[What is asked]: Pictures in the records should not be copied, but every other part must be repeated exactly.

[Record list]:
# # # # # # #
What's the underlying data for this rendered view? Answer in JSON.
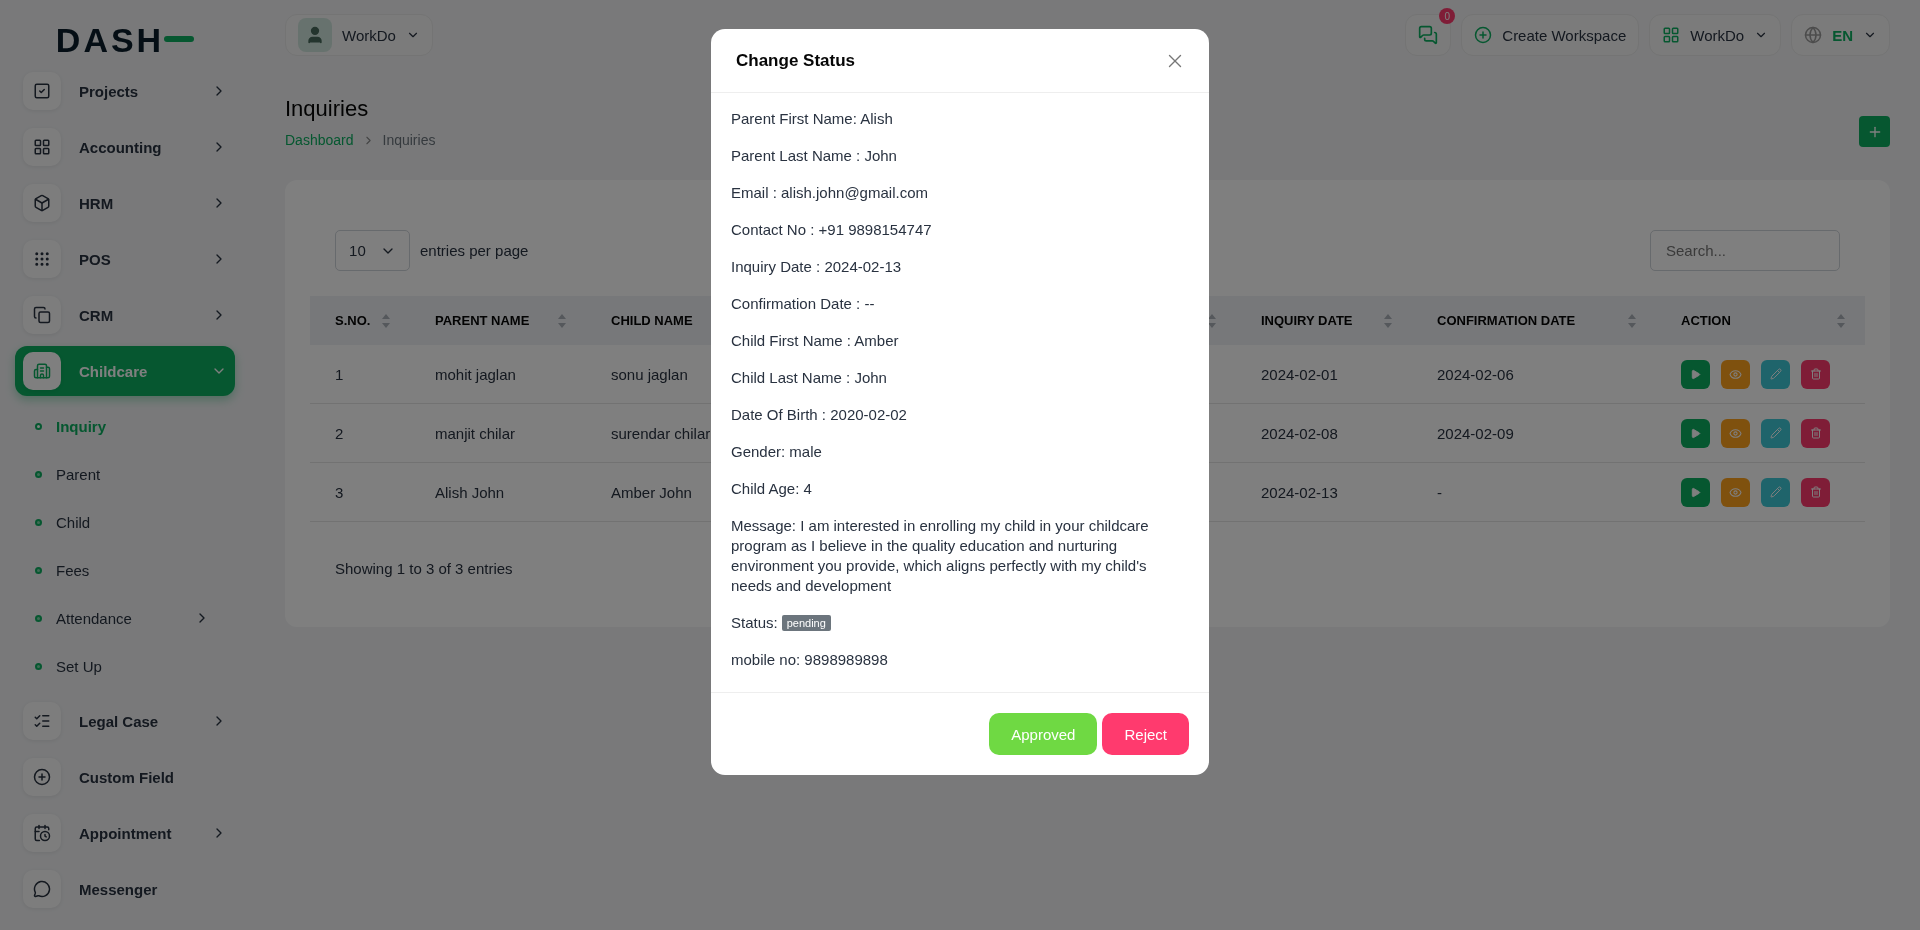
{
  "logo": "DASH",
  "sidebar": {
    "items": [
      {
        "label": "Projects",
        "has_children": true,
        "selected": false
      },
      {
        "label": "Accounting",
        "has_children": true,
        "selected": false
      },
      {
        "label": "HRM",
        "has_children": true,
        "selected": false
      },
      {
        "label": "POS",
        "has_children": true,
        "selected": false
      },
      {
        "label": "CRM",
        "has_children": true,
        "selected": false
      },
      {
        "label": "Childcare",
        "has_children": true,
        "selected": true,
        "expanded": true,
        "children": [
          {
            "label": "Inquiry",
            "selected": true,
            "has_children": false
          },
          {
            "label": "Parent",
            "selected": false,
            "has_children": false
          },
          {
            "label": "Child",
            "selected": false,
            "has_children": false
          },
          {
            "label": "Fees",
            "selected": false,
            "has_children": false
          },
          {
            "label": "Attendance",
            "selected": false,
            "has_children": true
          },
          {
            "label": "Set Up",
            "selected": false,
            "has_children": false
          }
        ]
      },
      {
        "label": "Legal Case",
        "has_children": true,
        "selected": false
      },
      {
        "label": "Custom Field",
        "has_children": false,
        "selected": false
      },
      {
        "label": "Appointment",
        "has_children": true,
        "selected": false
      },
      {
        "label": "Messenger",
        "has_children": false,
        "selected": false
      }
    ]
  },
  "header": {
    "workspace_user": "WorkDo",
    "notification_count": "0",
    "create_workspace": "Create Workspace",
    "workspace": "WorkDo",
    "language": "EN"
  },
  "page": {
    "title": "Inquiries",
    "breadcrumb": [
      "Dashboard",
      "Inquiries"
    ]
  },
  "table": {
    "per_page": "10",
    "per_page_label": "entries per page",
    "search_placeholder": "Search...",
    "columns": [
      "S.NO.",
      "PARENT NAME",
      "CHILD NAME",
      "INQUIRY DATE",
      "CONFIRMATION DATE",
      "ACTION"
    ],
    "rows": [
      {
        "sno": "1",
        "parent": "mohit jaglan",
        "child": "sonu jaglan",
        "inquiry_date": "2024-02-01",
        "confirmation_date": "2024-02-06"
      },
      {
        "sno": "2",
        "parent": "manjit chilar",
        "child": "surendar chilar",
        "inquiry_date": "2024-02-08",
        "confirmation_date": "2024-02-09"
      },
      {
        "sno": "3",
        "parent": "Alish John",
        "child": "Amber John",
        "inquiry_date": "2024-02-13",
        "confirmation_date": "-"
      }
    ],
    "footer": "Showing 1 to 3 of 3 entries"
  },
  "modal": {
    "title": "Change Status",
    "lines": [
      {
        "kind": "text",
        "text": "Parent First Name: Alish"
      },
      {
        "kind": "text",
        "text": "Parent Last Name : John"
      },
      {
        "kind": "text",
        "text": "Email : alish.john@gmail.com"
      },
      {
        "kind": "text",
        "text": "Contact No : +91 9898154747"
      },
      {
        "kind": "text",
        "text": "Inquiry Date : 2024-02-13"
      },
      {
        "kind": "text",
        "text": "Confirmation Date : --"
      },
      {
        "kind": "text",
        "text": "Child First Name : Amber"
      },
      {
        "kind": "text",
        "text": "Child Last Name : John"
      },
      {
        "kind": "text",
        "text": "Date Of Birth : 2020-02-02"
      },
      {
        "kind": "text",
        "text": "Gender: male"
      },
      {
        "kind": "text",
        "text": "Child Age: 4"
      },
      {
        "kind": "text",
        "text": "Message: I am interested in enrolling my child in your childcare program as I believe in the quality education and nurturing environment you provide, which aligns perfectly with my child's needs and development"
      },
      {
        "kind": "badge",
        "text": "Status:",
        "badge": "pending"
      },
      {
        "kind": "text",
        "text": "mobile no: 9898989898"
      }
    ],
    "buttons": [
      {
        "label": "Approved",
        "kind": "approve"
      },
      {
        "label": "Reject",
        "kind": "reject"
      }
    ]
  }
}
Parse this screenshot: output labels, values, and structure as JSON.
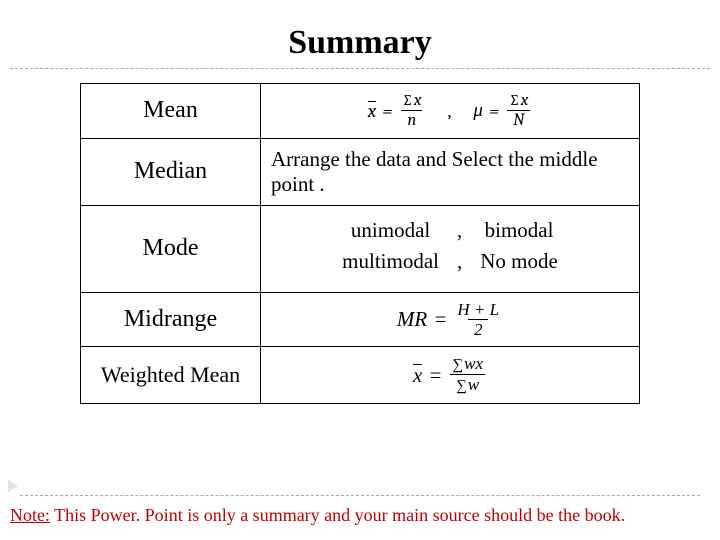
{
  "title": "Summary",
  "rows": {
    "mean": {
      "label": "Mean",
      "f1": {
        "lhs_var": "x",
        "lhs_bar": true,
        "eq": "=",
        "num": "x",
        "den": "n",
        "sum_num": true
      },
      "sep": ",",
      "f2": {
        "lhs_var": "μ",
        "lhs_bar": false,
        "eq": "=",
        "num": "x",
        "den": "N",
        "sum_num": true
      }
    },
    "median": {
      "label": "Median",
      "text": "Arrange the data  and Select the middle point ."
    },
    "mode": {
      "label": "Mode",
      "items": [
        [
          "unimodal",
          ",",
          "bimodal"
        ],
        [
          "multimodal",
          ",",
          "No mode"
        ]
      ]
    },
    "midrange": {
      "label": "Midrange",
      "f": {
        "lhs": "MR",
        "eq": "=",
        "num": "H + L",
        "den": "2"
      }
    },
    "weighted": {
      "label": "Weighted Mean",
      "f": {
        "lhs_var": "x",
        "lhs_bar": true,
        "eq": "=",
        "num": "wx",
        "den": "w",
        "sum_num": true,
        "sum_den": true
      }
    }
  },
  "note": {
    "prefix": "Note:",
    "rest": " This Power. Point is only a summary and your main source should be the book."
  }
}
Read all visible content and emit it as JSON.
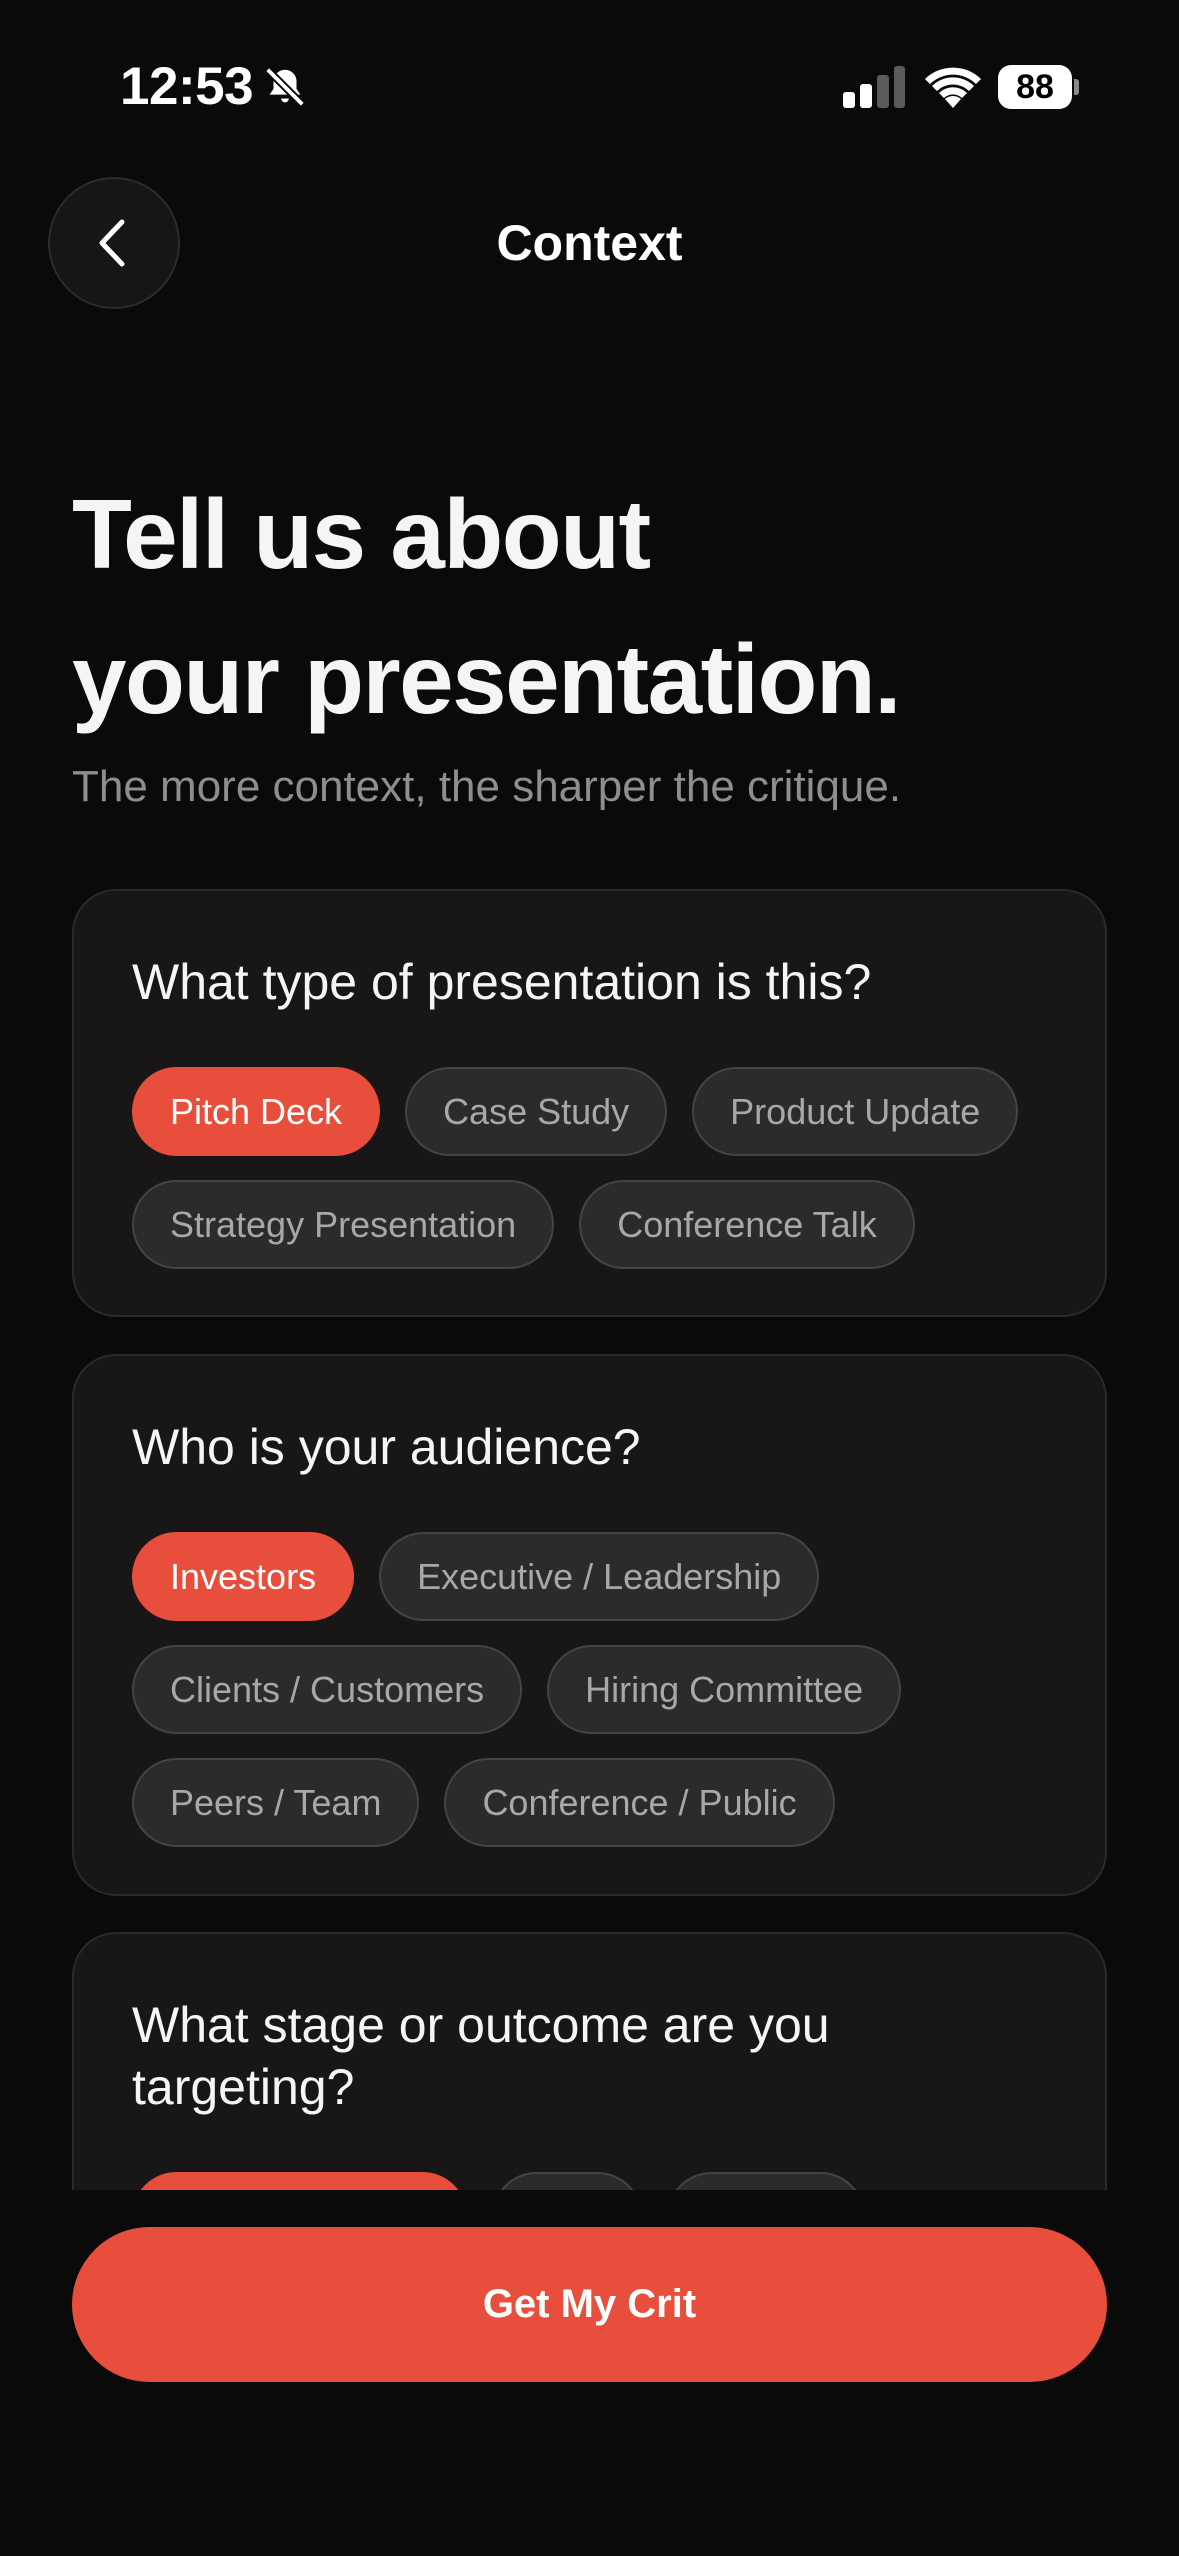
{
  "status_bar": {
    "time": "12:53",
    "battery": "88",
    "icons": [
      "bell-slash-icon",
      "signal-icon",
      "wifi-icon",
      "battery-icon"
    ]
  },
  "header": {
    "title": "Context",
    "back_icon": "chevron-left-icon"
  },
  "hero": {
    "headline_line1": "Tell us about",
    "headline_line2": "your presentation.",
    "subtitle": "The more context, the sharper the critique."
  },
  "questions": [
    {
      "question": "What type of presentation is this?",
      "options": [
        {
          "label": "Pitch Deck",
          "selected": true
        },
        {
          "label": "Case Study",
          "selected": false
        },
        {
          "label": "Product Update",
          "selected": false
        },
        {
          "label": "Strategy Presentation",
          "selected": false
        },
        {
          "label": "Conference Talk",
          "selected": false
        }
      ]
    },
    {
      "question": "Who is your audience?",
      "options": [
        {
          "label": "Investors",
          "selected": true
        },
        {
          "label": "Executive / Leadership",
          "selected": false
        },
        {
          "label": "Clients / Customers",
          "selected": false
        },
        {
          "label": "Hiring Committee",
          "selected": false
        },
        {
          "label": "Peers / Team",
          "selected": false
        },
        {
          "label": "Conference / Public",
          "selected": false
        }
      ]
    },
    {
      "question": "What stage or outcome are you targeting?",
      "options": []
    }
  ],
  "cta": {
    "label": "Get My Crit"
  },
  "colors": {
    "accent": "#e84e3c",
    "background": "#0a0a0a",
    "card": "#181616",
    "chip": "#2b2b2b"
  }
}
# # # # # # #
[Task solution]:
What's the underlying data for this rendered view? Answer in JSON.
{
  "logo": "DASH",
  "sidebar": {
    "items": [
      {
        "label": "Projects",
        "has_children": true,
        "selected": false
      },
      {
        "label": "Accounting",
        "has_children": true,
        "selected": false
      },
      {
        "label": "HRM",
        "has_children": true,
        "selected": false
      },
      {
        "label": "POS",
        "has_children": true,
        "selected": false
      },
      {
        "label": "CRM",
        "has_children": true,
        "selected": false
      },
      {
        "label": "Childcare",
        "has_children": true,
        "selected": true,
        "expanded": true,
        "children": [
          {
            "label": "Inquiry",
            "selected": true,
            "has_children": false
          },
          {
            "label": "Parent",
            "selected": false,
            "has_children": false
          },
          {
            "label": "Child",
            "selected": false,
            "has_children": false
          },
          {
            "label": "Fees",
            "selected": false,
            "has_children": false
          },
          {
            "label": "Attendance",
            "selected": false,
            "has_children": true
          },
          {
            "label": "Set Up",
            "selected": false,
            "has_children": false
          }
        ]
      },
      {
        "label": "Legal Case",
        "has_children": true,
        "selected": false
      },
      {
        "label": "Custom Field",
        "has_children": false,
        "selected": false
      },
      {
        "label": "Appointment",
        "has_children": true,
        "selected": false
      },
      {
        "label": "Messenger",
        "has_children": false,
        "selected": false
      }
    ]
  },
  "header": {
    "workspace_user": "WorkDo",
    "notification_count": "0",
    "create_workspace": "Create Workspace",
    "workspace": "WorkDo",
    "language": "EN"
  },
  "page": {
    "title": "Inquiries",
    "breadcrumb": [
      "Dashboard",
      "Inquiries"
    ]
  },
  "table": {
    "per_page": "10",
    "per_page_label": "entries per page",
    "search_placeholder": "Search...",
    "columns": [
      "S.NO.",
      "PARENT NAME",
      "CHILD NAME",
      "INQUIRY DATE",
      "CONFIRMATION DATE",
      "ACTION"
    ],
    "rows": [
      {
        "sno": "1",
        "parent": "mohit jaglan",
        "child": "sonu jaglan",
        "inquiry_date": "2024-02-01",
        "confirmation_date": "2024-02-06"
      },
      {
        "sno": "2",
        "parent": "manjit chilar",
        "child": "surendar chilar",
        "inquiry_date": "2024-02-08",
        "confirmation_date": "2024-02-09"
      },
      {
        "sno": "3",
        "parent": "Alish John",
        "child": "Amber John",
        "inquiry_date": "2024-02-13",
        "confirmation_date": "-"
      }
    ],
    "footer": "Showing 1 to 3 of 3 entries"
  },
  "modal": {
    "title": "Change Status",
    "lines": [
      {
        "kind": "text",
        "text": "Parent First Name: Alish"
      },
      {
        "kind": "text",
        "text": "Parent Last Name : John"
      },
      {
        "kind": "text",
        "text": "Email : alish.john@gmail.com"
      },
      {
        "kind": "text",
        "text": "Contact No : +91 9898154747"
      },
      {
        "kind": "text",
        "text": "Inquiry Date : 2024-02-13"
      },
      {
        "kind": "text",
        "text": "Confirmation Date : --"
      },
      {
        "kind": "text",
        "text": "Child First Name : Amber"
      },
      {
        "kind": "text",
        "text": "Child Last Name : John"
      },
      {
        "kind": "text",
        "text": "Date Of Birth : 2020-02-02"
      },
      {
        "kind": "text",
        "text": "Gender: male"
      },
      {
        "kind": "text",
        "text": "Child Age: 4"
      },
      {
        "kind": "text",
        "text": "Message: I am interested in enrolling my child in your childcare program as I believe in the quality education and nurturing environment you provide, which aligns perfectly with my child's needs and development"
      },
      {
        "kind": "badge",
        "text": "Status:",
        "badge": "pending"
      },
      {
        "kind": "text",
        "text": "mobile no: 9898989898"
      }
    ],
    "buttons": [
      {
        "label": "Approved",
        "kind": "approve"
      },
      {
        "label": "Reject",
        "kind": "reject"
      }
    ]
  }
}
Parse this screenshot: output labels, values, and structure as JSON.
{
  "title": "Summary",
  "rows": {
    "mean": {
      "label": "Mean",
      "f1": {
        "lhs_var": "x",
        "lhs_bar": true,
        "eq": "=",
        "num": "x",
        "den": "n",
        "sum_num": true
      },
      "sep": ",",
      "f2": {
        "lhs_var": "μ",
        "lhs_bar": false,
        "eq": "=",
        "num": "x",
        "den": "N",
        "sum_num": true
      }
    },
    "median": {
      "label": "Median",
      "text": "Arrange the data  and Select the middle point ."
    },
    "mode": {
      "label": "Mode",
      "items": [
        [
          "unimodal",
          ",",
          "bimodal"
        ],
        [
          "multimodal",
          ",",
          "No mode"
        ]
      ]
    },
    "midrange": {
      "label": "Midrange",
      "f": {
        "lhs": "MR",
        "eq": "=",
        "num": "H + L",
        "den": "2"
      }
    },
    "weighted": {
      "label": "Weighted Mean",
      "f": {
        "lhs_var": "x",
        "lhs_bar": true,
        "eq": "=",
        "num": "wx",
        "den": "w",
        "sum_num": true,
        "sum_den": true
      }
    }
  },
  "note": {
    "prefix": "Note:",
    "rest": " This Power. Point is only a summary and your main source should be the book."
  }
}
Read all visible content and emit it as JSON.
{
  "status_bar": {
    "time": "12:53",
    "battery": "88",
    "icons": [
      "bell-slash-icon",
      "signal-icon",
      "wifi-icon",
      "battery-icon"
    ]
  },
  "header": {
    "title": "Context",
    "back_icon": "chevron-left-icon"
  },
  "hero": {
    "headline_line1": "Tell us about",
    "headline_line2": "your presentation.",
    "subtitle": "The more context, the sharper the critique."
  },
  "questions": [
    {
      "question": "What type of presentation is this?",
      "options": [
        {
          "label": "Pitch Deck",
          "selected": true
        },
        {
          "label": "Case Study",
          "selected": false
        },
        {
          "label": "Product Update",
          "selected": false
        },
        {
          "label": "Strategy Presentation",
          "selected": false
        },
        {
          "label": "Conference Talk",
          "selected": false
        }
      ]
    },
    {
      "question": "Who is your audience?",
      "options": [
        {
          "label": "Investors",
          "selected": true
        },
        {
          "label": "Executive / Leadership",
          "selected": false
        },
        {
          "label": "Clients / Customers",
          "selected": false
        },
        {
          "label": "Hiring Committee",
          "selected": false
        },
        {
          "label": "Peers / Team",
          "selected": false
        },
        {
          "label": "Conference / Public",
          "selected": false
        }
      ]
    },
    {
      "question": "What stage or outcome are you targeting?",
      "options": []
    }
  ],
  "cta": {
    "label": "Get My Crit"
  },
  "colors": {
    "accent": "#e84e3c",
    "background": "#0a0a0a",
    "card": "#181616",
    "chip": "#2b2b2b"
  }
}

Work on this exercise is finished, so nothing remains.